*INSTRUCTION*.
Return each line containing "name".

*ENTRIES*.
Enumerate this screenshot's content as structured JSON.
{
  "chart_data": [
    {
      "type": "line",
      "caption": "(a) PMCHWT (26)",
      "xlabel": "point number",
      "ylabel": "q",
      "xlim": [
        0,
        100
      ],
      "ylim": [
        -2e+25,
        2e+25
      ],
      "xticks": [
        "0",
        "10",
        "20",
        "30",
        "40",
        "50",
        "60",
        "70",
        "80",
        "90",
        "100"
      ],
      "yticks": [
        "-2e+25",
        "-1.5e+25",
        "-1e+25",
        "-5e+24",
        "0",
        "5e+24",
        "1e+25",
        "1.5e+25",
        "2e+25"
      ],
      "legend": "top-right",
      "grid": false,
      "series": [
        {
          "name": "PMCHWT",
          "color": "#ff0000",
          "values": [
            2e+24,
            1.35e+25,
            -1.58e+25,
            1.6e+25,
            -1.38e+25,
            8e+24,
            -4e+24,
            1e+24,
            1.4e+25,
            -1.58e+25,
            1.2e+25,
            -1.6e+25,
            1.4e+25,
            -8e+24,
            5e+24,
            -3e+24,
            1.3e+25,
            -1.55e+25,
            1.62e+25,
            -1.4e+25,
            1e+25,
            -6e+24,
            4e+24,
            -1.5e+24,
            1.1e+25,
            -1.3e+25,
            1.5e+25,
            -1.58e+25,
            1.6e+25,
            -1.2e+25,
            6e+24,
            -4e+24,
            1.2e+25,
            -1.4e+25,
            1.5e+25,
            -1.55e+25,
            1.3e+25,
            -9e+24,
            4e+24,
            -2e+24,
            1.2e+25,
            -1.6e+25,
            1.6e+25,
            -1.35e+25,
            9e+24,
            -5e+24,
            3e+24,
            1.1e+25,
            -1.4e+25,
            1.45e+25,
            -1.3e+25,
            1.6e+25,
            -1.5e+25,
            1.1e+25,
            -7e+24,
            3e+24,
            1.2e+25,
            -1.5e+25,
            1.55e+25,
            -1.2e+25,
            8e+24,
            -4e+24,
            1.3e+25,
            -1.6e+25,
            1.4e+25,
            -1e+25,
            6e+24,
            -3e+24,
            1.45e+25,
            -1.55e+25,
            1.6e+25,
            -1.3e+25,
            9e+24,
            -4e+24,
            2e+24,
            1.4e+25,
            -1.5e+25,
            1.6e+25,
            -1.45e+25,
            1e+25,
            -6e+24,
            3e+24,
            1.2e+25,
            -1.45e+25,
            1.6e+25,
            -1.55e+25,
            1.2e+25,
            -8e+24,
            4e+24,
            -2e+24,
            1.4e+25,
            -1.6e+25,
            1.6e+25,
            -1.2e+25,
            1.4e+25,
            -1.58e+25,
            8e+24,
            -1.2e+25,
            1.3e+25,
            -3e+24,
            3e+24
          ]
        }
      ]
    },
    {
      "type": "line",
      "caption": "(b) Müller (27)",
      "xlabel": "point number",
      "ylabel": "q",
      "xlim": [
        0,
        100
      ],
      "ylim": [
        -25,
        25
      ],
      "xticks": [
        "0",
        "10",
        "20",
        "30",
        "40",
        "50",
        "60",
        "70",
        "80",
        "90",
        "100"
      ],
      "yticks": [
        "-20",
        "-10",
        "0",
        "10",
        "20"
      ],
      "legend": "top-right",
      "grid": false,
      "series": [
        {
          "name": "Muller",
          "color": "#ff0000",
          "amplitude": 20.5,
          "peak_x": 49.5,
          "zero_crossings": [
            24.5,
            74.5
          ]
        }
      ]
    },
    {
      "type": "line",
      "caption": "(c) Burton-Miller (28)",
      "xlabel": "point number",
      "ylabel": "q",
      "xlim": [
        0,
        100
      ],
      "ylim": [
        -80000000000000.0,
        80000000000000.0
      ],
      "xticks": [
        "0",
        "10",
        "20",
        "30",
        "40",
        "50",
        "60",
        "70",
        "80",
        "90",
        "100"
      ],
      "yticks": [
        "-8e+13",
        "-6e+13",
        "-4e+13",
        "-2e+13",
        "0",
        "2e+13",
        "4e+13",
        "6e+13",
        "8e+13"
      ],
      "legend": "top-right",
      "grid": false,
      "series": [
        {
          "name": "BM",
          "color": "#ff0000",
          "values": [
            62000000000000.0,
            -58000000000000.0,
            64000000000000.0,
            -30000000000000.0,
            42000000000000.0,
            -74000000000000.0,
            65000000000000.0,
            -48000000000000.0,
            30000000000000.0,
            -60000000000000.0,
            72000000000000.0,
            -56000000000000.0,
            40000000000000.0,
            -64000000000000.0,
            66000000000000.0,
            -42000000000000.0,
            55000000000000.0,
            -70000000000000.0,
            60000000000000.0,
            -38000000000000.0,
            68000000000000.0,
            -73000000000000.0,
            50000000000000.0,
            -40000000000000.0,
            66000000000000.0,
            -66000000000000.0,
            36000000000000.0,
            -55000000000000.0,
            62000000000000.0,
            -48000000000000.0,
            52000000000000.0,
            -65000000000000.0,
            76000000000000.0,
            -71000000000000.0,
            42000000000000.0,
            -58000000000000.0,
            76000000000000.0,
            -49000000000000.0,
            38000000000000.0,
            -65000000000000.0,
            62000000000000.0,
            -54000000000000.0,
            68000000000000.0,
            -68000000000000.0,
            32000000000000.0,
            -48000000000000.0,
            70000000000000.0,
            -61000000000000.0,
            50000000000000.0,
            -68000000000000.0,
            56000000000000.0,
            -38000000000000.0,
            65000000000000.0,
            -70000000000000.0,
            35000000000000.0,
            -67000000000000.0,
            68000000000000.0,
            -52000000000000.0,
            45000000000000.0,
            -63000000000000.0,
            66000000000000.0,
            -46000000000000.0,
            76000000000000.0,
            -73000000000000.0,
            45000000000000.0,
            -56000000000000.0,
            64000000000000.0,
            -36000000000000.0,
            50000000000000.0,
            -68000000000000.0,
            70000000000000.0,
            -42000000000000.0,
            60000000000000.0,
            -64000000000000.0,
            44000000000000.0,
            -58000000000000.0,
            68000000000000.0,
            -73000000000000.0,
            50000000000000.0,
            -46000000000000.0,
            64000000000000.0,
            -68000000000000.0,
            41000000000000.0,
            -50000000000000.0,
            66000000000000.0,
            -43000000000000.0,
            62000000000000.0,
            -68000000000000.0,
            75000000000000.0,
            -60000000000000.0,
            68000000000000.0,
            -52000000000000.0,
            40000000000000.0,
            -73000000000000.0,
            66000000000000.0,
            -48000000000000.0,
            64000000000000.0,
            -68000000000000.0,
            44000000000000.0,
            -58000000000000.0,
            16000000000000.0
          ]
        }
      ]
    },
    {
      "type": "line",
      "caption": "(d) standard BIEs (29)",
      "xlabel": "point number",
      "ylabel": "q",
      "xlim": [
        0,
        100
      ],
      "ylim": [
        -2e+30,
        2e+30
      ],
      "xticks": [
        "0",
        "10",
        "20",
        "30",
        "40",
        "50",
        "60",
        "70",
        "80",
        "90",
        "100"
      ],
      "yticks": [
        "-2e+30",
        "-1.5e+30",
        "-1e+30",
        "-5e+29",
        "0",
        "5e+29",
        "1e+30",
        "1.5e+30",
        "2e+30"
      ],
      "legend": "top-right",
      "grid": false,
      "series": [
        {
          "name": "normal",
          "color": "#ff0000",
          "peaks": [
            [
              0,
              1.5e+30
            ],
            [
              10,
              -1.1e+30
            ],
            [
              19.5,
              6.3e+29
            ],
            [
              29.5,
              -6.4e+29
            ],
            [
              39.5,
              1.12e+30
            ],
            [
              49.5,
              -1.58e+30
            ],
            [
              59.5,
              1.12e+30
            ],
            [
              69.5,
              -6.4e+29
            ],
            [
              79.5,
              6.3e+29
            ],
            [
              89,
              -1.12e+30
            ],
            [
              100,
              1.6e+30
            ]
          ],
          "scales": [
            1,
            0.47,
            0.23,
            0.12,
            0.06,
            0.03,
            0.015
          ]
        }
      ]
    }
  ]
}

*RESULT OF THE EXERCISE*.
          "name": "PMCHWT",
          "name": "Muller",
          "name": "BM",
          "name": "normal",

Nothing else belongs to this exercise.